**CONSIGNES**
1: D'après le texte sur les frais de port des livres, à partir de quelle date la loi « Darcos » sera-t-elle mise en place ?
2: Extrayez du texte sur les frais de port des livres le passage qui commence aux mots « Plusieurs sites de » et qui s'arrête après les mots « livre en stock. ».

**EXTRAIT À LIRE**
- - -
Livraison à 3€ : une révolution ?

Livraison de livres

L’arrêté1 d’application vient de tomber : la loi dite « Darcos » sur le montant minimum de 3€ de frais de port pour les livraisons de livres neufs sera bien mise en place à partir du 7 octobre. Cette loi va-t-elle tout changer ?

Plusieurs sites de e-commerce proposent aujourd’hui des frais de livraison sur le livre à 0,01 € pour tous (Amazon) ou gratuite pour les détenteurs d’une carte de fidélité (Fnac). D’autres proposent des frais de ports à 0,01 € pour tous à partir d’un certain montant du panier (dès 7,00 € pour la FNAC). Cette situation crée une distorsion de concurrence, car la livraison joue un rôle clé dans notre expérience d’achat en ligne, surtout pour des produits à prix relativement bas tels que les livres. Elle peut être l’élément qui pousse l’utilisateur à finaliser sa commande ou au contraire, à abandonner son panier. Par ailleurs, une livraison quasi-gratuite peut décourager le déplacement vers un libraire physique, dont en outre rien ne garantit qu’il détiendra le livre en stock.

Rééquilibrer le marché…

Le législateur a donc souhaité rééquilibrer le marché. La loi instaure un prix minimum de frais de port pour les livres achetés en ligne, quel que soit le commerçant, petite librairie ou grande plateforme d’e-commerce. L’objectif de ce tarif minimum est de rétablir une concurrence plus équilibrée entre les libraires et les grandes plateformes en ligne. Les conditions précises sont les suivantes :

  • Tout panier contenant au moins un livre neuf et dont le montant total des livres neufs est inférieur à 35 €, devra facturer au minimum 3 € de frais de port pour une livraison à domicile ou dans un point de retrait donc l’activité n’est pas la vente au détail de livre.
- - -
**DONNÉES SOURCES**
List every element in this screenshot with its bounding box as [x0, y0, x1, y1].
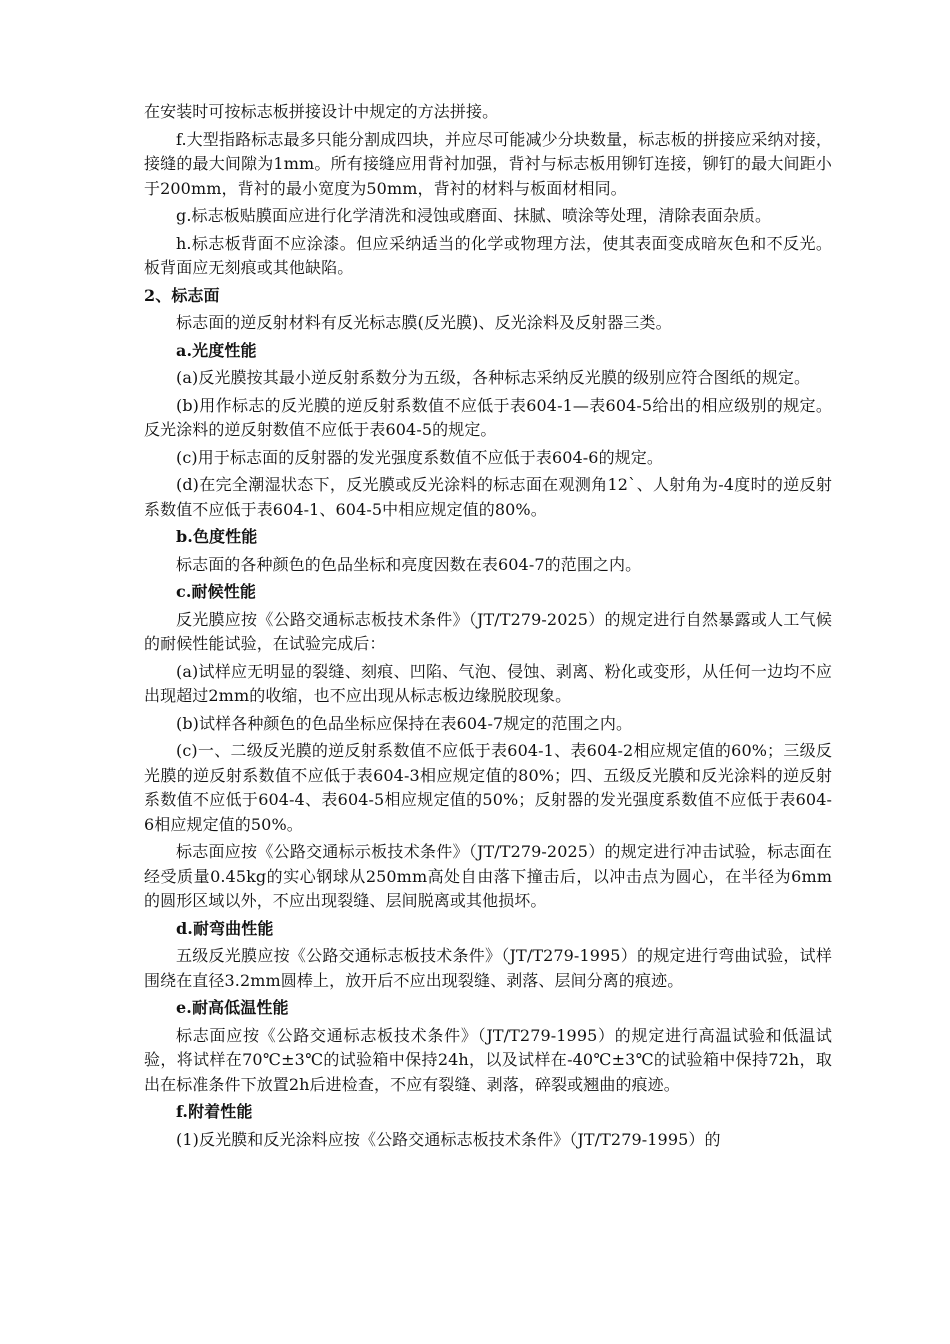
- - -
**CORRIGÉ**
1: À partir du 7 octobre.

2:
Plusieurs sites de e-commerce proposent aujourd’hui des frais de livraison sur le livre à 0,01 € pour tous (Amazon) ou gratuite pour les détenteurs d’une carte de fidélité (Fnac). D’autres proposent des frais de ports à 0,01 € pour tous à partir d’un certain montant du panier (dès 7,00 € pour la FNAC). Cette situation crée une distorsion de concurrence, car la livraison joue un rôle clé dans notre expérience d’achat en ligne, surtout pour des produits à prix relativement bas tels que les livres. Elle peut être l’élément qui pousse l’utilisateur à finaliser sa commande ou au contraire, à abandonner son panier. Par ailleurs, une livraison quasi-gratuite peut décourager le déplacement vers un libraire physique, dont en outre rien ne garantit qu’il détiendra le livre en stock.